___ Data extract ___

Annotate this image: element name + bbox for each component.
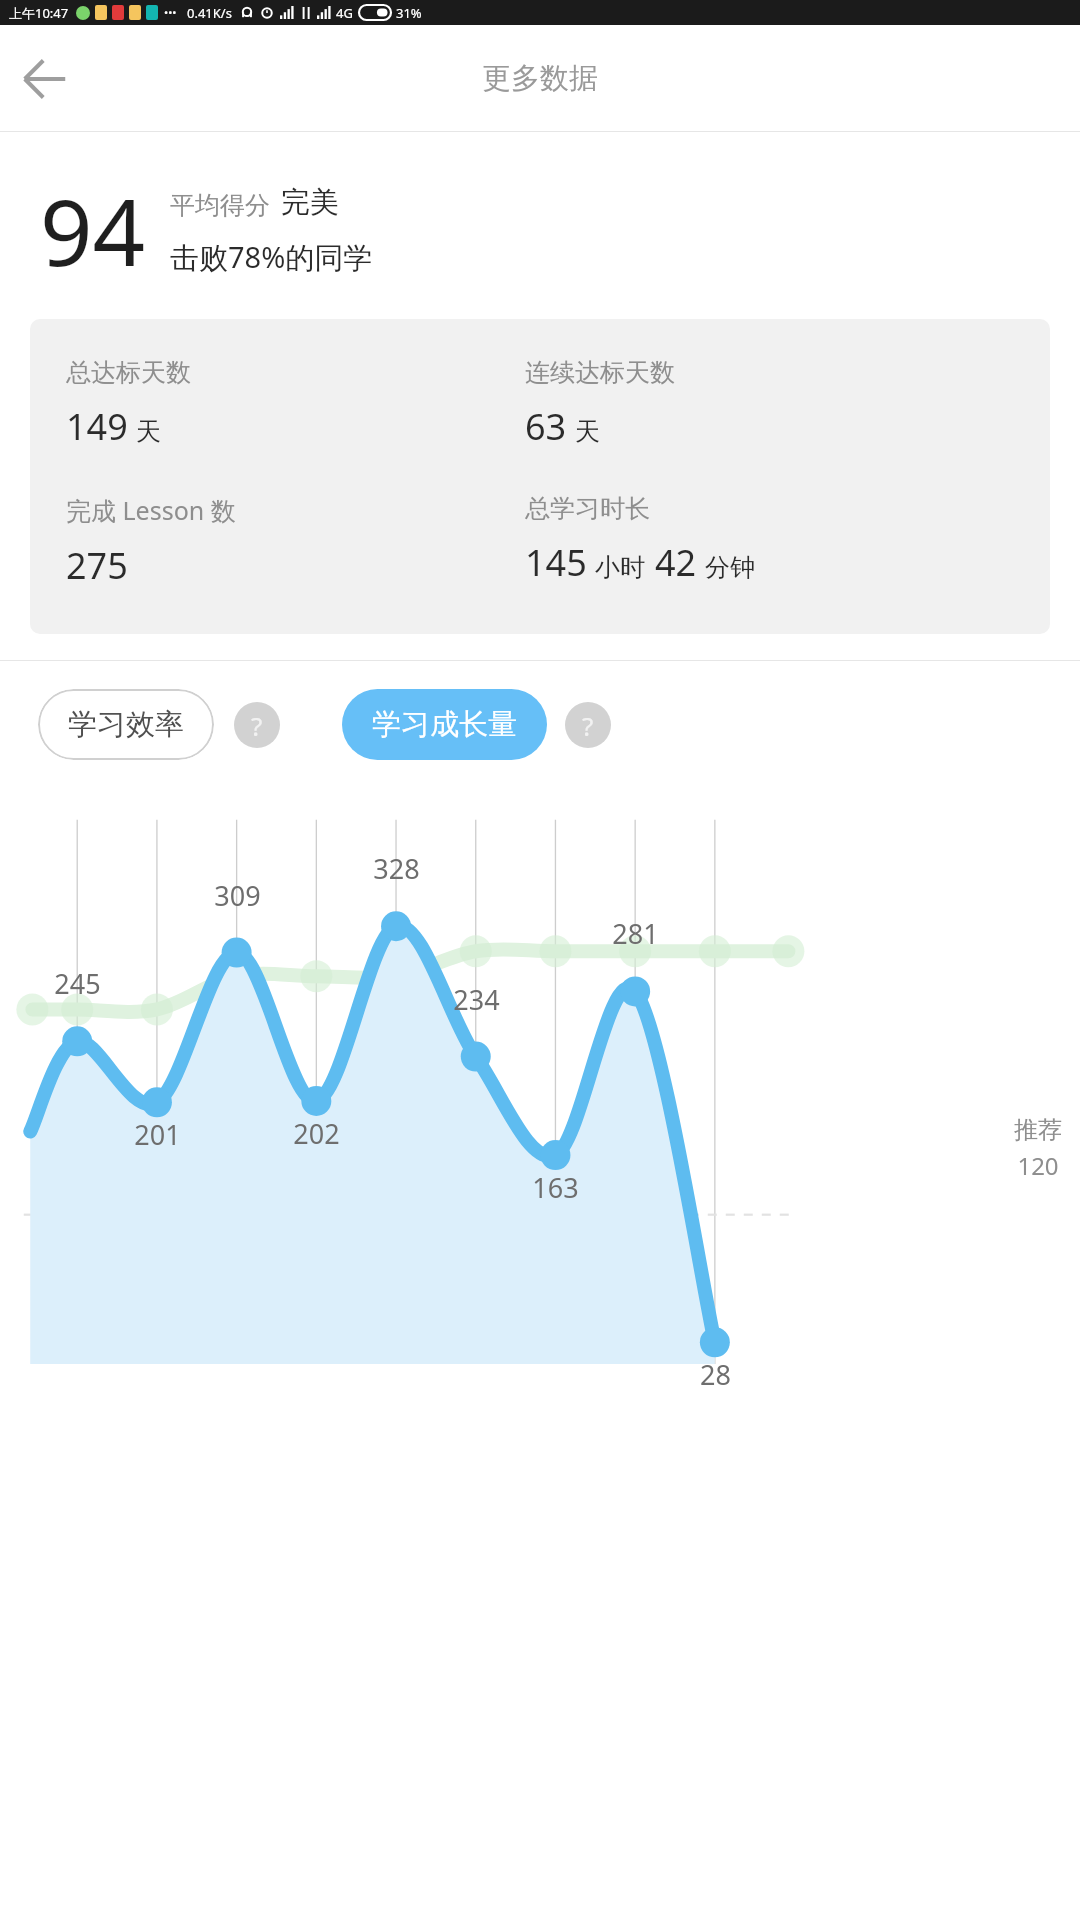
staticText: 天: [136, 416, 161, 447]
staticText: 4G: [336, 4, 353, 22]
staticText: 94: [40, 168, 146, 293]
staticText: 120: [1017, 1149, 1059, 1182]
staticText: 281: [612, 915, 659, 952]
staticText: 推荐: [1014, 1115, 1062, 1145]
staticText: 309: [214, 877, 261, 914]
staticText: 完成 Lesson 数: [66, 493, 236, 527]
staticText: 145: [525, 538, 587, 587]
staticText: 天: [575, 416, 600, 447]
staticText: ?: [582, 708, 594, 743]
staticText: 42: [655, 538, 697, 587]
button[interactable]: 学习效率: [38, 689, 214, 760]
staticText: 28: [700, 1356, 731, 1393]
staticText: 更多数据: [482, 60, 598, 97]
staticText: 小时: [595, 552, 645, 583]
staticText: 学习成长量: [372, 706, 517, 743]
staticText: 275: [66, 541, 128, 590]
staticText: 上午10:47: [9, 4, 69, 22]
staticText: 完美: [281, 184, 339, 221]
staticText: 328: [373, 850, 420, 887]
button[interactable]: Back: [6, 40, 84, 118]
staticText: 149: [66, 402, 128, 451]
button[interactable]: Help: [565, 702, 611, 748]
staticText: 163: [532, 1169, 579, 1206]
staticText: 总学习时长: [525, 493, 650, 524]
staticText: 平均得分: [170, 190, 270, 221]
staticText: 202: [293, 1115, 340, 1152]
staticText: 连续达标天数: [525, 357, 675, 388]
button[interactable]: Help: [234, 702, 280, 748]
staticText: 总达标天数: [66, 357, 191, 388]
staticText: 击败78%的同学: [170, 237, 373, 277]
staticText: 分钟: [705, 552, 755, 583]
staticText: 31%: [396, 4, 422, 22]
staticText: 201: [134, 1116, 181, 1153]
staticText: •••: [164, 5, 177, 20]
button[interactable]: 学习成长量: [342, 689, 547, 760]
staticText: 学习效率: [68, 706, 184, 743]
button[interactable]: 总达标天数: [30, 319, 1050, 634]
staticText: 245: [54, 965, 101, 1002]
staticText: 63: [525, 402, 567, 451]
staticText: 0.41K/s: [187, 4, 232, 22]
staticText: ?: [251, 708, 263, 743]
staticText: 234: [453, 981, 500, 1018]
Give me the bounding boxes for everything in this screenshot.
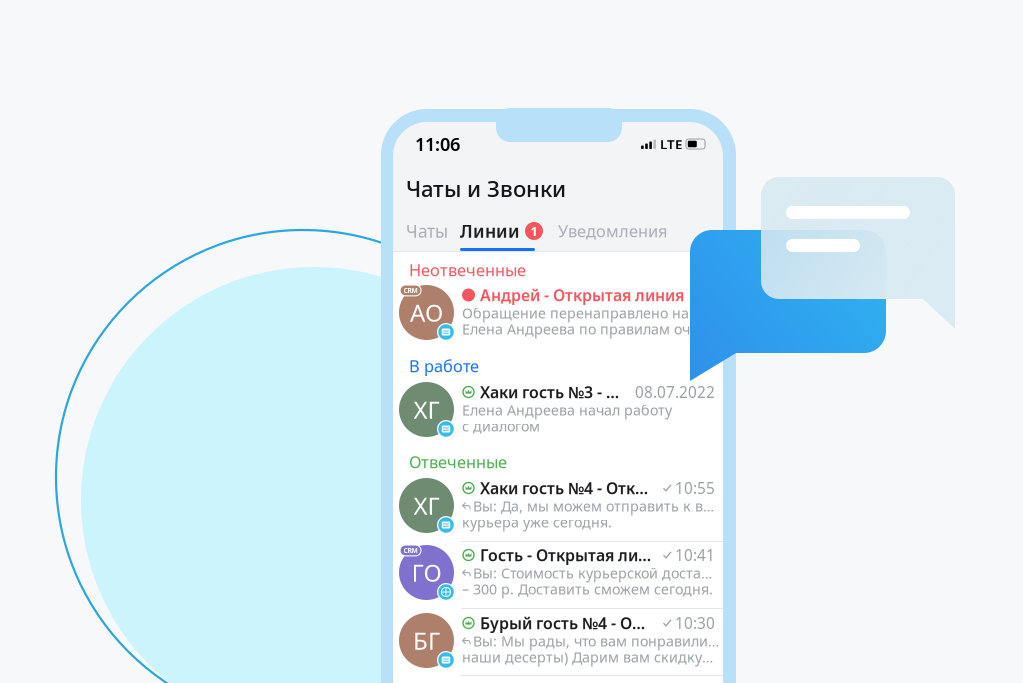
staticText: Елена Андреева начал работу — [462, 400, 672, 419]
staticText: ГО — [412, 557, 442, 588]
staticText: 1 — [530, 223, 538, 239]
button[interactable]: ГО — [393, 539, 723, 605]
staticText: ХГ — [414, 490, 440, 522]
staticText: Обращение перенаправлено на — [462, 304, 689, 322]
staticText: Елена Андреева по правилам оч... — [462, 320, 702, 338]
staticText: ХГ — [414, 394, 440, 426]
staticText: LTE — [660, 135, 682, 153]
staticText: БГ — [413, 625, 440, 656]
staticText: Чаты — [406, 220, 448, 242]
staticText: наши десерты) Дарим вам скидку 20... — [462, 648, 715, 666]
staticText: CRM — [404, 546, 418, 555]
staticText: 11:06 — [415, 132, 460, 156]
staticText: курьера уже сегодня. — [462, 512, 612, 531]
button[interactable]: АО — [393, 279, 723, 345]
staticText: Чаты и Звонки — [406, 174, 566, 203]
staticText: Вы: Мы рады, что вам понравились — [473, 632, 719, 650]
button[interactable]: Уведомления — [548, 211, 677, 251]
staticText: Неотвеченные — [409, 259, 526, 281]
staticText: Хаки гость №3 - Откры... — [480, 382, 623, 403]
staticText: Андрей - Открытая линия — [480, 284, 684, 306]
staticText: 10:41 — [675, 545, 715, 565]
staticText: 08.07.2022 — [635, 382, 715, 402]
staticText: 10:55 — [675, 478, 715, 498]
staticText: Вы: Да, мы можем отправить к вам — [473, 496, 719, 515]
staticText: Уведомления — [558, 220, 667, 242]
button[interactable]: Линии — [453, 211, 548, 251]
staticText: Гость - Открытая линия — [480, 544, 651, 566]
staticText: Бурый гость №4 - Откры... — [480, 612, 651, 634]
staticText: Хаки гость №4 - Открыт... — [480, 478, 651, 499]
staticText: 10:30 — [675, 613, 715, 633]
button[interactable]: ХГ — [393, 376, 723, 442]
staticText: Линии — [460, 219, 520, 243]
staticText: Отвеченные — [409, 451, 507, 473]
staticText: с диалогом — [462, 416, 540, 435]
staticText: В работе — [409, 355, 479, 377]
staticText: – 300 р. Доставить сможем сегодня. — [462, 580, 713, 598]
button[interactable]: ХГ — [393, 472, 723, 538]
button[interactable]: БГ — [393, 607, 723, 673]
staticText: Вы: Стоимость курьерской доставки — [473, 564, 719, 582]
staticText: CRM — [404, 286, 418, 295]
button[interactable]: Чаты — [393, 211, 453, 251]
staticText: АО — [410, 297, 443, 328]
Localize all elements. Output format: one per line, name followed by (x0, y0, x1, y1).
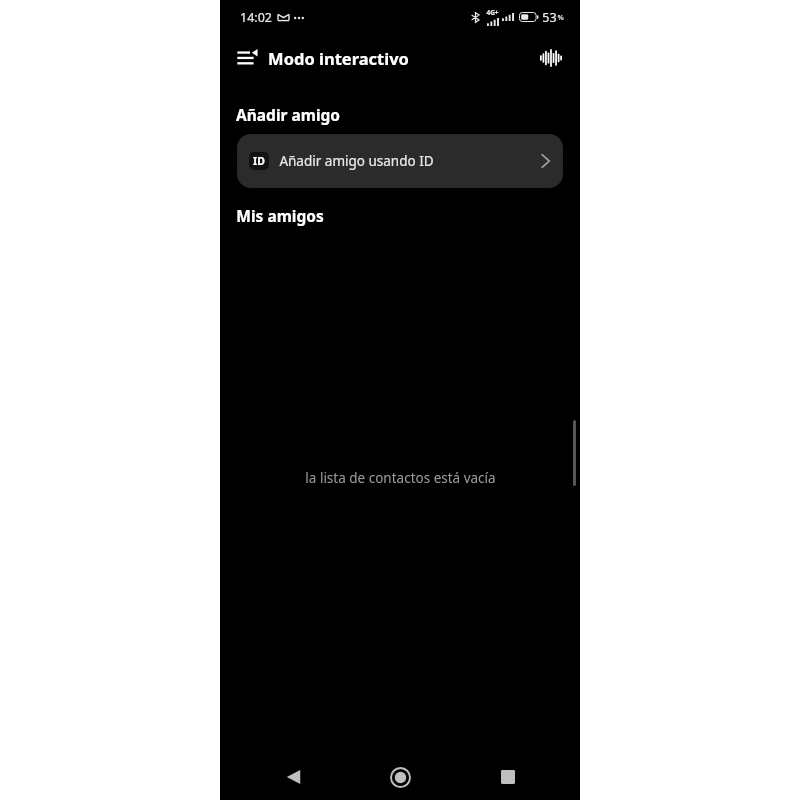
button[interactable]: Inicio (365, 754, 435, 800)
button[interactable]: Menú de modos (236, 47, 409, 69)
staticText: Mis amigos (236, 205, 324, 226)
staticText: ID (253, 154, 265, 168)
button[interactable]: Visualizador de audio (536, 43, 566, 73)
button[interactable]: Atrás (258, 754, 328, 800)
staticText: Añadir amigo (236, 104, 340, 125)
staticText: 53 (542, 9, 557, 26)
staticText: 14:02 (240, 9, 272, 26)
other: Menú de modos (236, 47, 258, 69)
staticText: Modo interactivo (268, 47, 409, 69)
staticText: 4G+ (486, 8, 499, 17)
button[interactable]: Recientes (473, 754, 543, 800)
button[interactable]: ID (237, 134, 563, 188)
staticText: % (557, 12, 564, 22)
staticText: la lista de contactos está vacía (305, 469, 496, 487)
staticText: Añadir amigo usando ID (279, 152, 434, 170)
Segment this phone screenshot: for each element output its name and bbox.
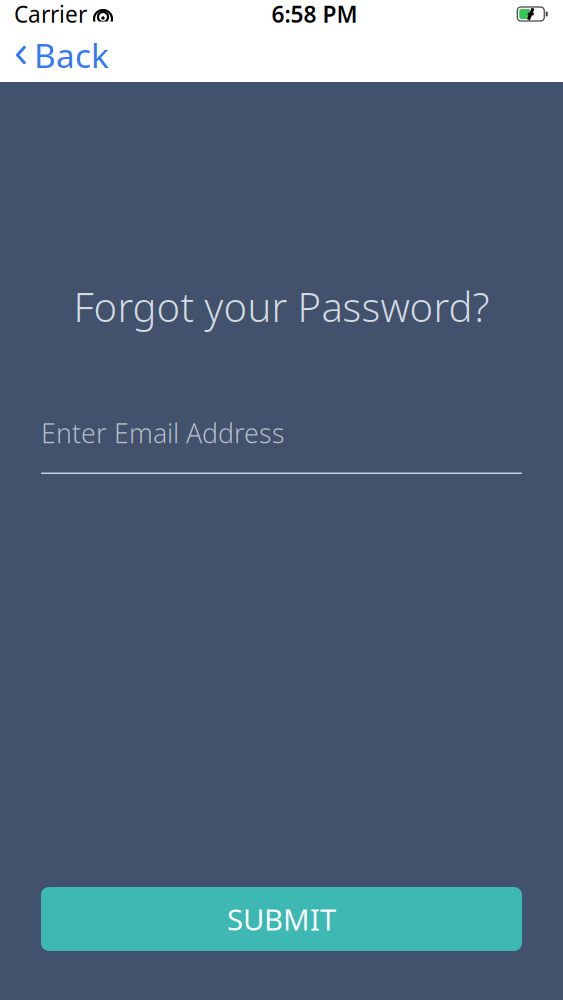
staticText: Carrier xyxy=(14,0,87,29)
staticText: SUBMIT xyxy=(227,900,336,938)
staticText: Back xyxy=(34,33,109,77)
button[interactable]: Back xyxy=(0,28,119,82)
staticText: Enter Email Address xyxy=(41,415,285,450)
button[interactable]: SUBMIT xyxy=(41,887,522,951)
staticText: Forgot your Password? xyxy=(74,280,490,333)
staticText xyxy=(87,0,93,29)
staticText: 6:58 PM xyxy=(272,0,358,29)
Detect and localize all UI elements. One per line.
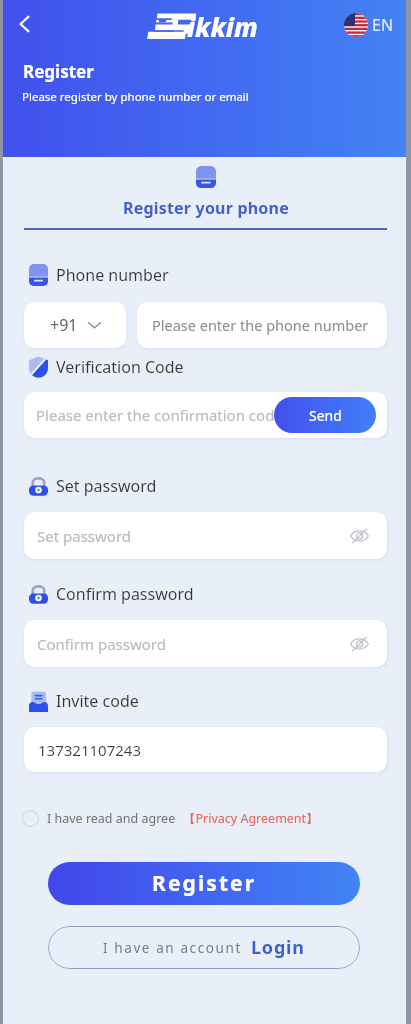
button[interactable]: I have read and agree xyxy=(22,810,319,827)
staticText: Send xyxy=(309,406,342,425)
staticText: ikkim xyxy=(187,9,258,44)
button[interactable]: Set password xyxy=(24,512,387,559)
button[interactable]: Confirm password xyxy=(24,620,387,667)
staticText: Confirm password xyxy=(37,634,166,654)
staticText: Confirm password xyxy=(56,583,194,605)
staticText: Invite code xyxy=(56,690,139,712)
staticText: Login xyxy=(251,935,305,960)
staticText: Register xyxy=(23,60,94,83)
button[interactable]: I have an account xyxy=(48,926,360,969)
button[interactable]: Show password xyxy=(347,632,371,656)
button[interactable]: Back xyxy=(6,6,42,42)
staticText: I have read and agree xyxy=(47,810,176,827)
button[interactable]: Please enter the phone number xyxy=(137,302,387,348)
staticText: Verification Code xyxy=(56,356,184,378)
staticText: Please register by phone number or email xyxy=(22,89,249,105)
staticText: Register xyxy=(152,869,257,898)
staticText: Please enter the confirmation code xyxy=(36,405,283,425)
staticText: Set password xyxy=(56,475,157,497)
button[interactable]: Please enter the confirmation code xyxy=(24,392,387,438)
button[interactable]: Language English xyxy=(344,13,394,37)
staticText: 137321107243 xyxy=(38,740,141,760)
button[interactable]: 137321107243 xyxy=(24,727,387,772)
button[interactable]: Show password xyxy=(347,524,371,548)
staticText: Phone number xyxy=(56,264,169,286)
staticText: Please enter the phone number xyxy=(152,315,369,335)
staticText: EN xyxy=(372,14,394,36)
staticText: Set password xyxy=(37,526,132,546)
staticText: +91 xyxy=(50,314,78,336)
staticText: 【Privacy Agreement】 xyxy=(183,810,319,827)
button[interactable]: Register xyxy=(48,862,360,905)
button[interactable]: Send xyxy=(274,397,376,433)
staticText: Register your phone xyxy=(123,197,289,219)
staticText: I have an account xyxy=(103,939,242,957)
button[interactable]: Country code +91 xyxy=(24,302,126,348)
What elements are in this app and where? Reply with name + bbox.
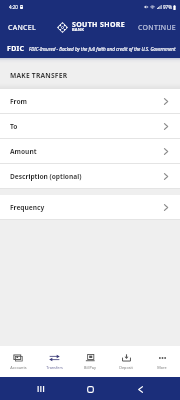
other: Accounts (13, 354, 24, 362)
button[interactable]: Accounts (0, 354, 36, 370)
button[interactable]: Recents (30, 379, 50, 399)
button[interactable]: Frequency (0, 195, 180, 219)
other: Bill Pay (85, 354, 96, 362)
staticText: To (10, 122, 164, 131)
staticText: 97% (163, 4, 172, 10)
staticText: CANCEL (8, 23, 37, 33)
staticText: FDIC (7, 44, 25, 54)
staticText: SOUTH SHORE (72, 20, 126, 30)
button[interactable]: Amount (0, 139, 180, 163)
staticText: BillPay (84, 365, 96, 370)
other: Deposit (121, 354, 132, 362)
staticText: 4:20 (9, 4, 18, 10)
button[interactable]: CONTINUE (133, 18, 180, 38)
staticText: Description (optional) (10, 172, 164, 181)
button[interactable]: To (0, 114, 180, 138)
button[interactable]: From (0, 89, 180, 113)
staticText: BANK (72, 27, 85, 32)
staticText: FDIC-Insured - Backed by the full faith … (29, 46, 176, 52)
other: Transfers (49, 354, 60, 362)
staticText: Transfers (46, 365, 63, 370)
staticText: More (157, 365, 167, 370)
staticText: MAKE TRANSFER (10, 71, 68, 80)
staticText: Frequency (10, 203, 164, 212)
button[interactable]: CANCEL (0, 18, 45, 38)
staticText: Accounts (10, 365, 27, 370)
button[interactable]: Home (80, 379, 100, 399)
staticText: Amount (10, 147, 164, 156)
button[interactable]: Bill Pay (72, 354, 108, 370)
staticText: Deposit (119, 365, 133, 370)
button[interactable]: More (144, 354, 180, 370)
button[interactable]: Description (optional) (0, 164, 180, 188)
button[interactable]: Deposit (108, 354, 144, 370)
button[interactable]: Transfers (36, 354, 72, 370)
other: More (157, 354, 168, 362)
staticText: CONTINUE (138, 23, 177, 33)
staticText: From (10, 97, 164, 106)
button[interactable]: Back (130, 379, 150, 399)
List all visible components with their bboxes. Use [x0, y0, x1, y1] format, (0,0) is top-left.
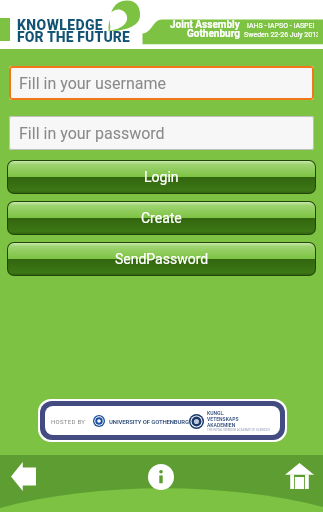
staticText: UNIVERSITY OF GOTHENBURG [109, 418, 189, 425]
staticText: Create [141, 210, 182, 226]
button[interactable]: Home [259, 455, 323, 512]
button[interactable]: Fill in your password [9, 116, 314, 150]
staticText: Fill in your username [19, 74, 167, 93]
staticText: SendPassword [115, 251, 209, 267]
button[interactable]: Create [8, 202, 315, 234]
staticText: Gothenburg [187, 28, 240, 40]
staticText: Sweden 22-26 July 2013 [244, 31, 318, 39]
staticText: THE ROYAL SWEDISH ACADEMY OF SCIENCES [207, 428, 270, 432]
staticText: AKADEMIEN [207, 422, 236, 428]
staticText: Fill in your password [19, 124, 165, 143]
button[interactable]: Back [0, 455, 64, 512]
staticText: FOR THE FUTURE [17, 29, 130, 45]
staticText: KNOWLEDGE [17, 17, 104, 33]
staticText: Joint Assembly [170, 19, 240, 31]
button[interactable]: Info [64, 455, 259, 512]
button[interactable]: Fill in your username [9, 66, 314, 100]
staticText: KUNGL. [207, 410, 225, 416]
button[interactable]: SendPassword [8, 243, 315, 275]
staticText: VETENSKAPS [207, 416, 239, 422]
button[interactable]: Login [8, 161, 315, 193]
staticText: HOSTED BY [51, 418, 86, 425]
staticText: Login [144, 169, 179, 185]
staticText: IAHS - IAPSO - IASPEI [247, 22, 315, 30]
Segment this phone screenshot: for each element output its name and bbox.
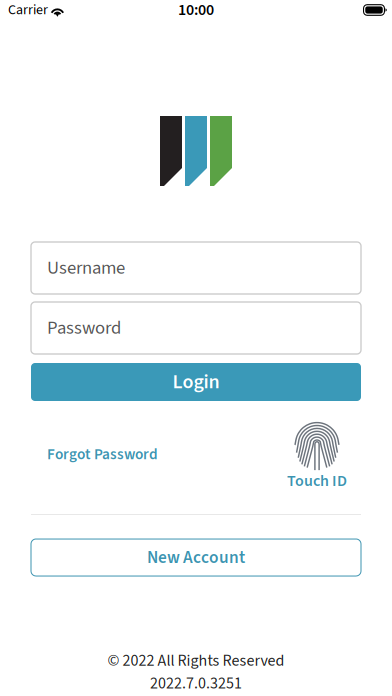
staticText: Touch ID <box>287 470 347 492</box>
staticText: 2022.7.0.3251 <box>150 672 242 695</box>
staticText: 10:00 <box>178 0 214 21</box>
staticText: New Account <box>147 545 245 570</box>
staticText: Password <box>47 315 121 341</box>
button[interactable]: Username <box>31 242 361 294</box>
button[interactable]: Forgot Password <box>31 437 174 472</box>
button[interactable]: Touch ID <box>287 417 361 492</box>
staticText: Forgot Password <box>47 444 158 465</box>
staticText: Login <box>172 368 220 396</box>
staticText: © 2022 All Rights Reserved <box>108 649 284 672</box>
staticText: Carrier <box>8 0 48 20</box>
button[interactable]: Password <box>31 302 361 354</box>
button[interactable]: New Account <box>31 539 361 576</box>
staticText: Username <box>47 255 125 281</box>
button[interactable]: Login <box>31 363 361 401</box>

___

**Exercise aim**
Please express the lines starting at the one containing "staticText: Елена Андреева начал" and ending at the one containing "staticText: LTE — [660, 135, 682, 153]", both included, as a JSON list of strings with one string per line and blank lines left out.

**Expected output**
[
  "staticText: Елена Андреева начал работу — [462, 400, 672, 419]",
  "staticText: ГО — [412, 557, 442, 588]",
  "staticText: 1 — [530, 223, 538, 239]",
  "button[interactable]: ГО — [393, 539, 723, 605]",
  "staticText: ХГ — [414, 490, 440, 522]",
  "staticText: Обращение перенаправлено на — [462, 304, 689, 322]",
  "staticText: Елена Андреева по правилам оч... — [462, 320, 702, 338]",
  "staticText: ХГ — [414, 394, 440, 426]",
  "staticText: LTE — [660, 135, 682, 153]"
]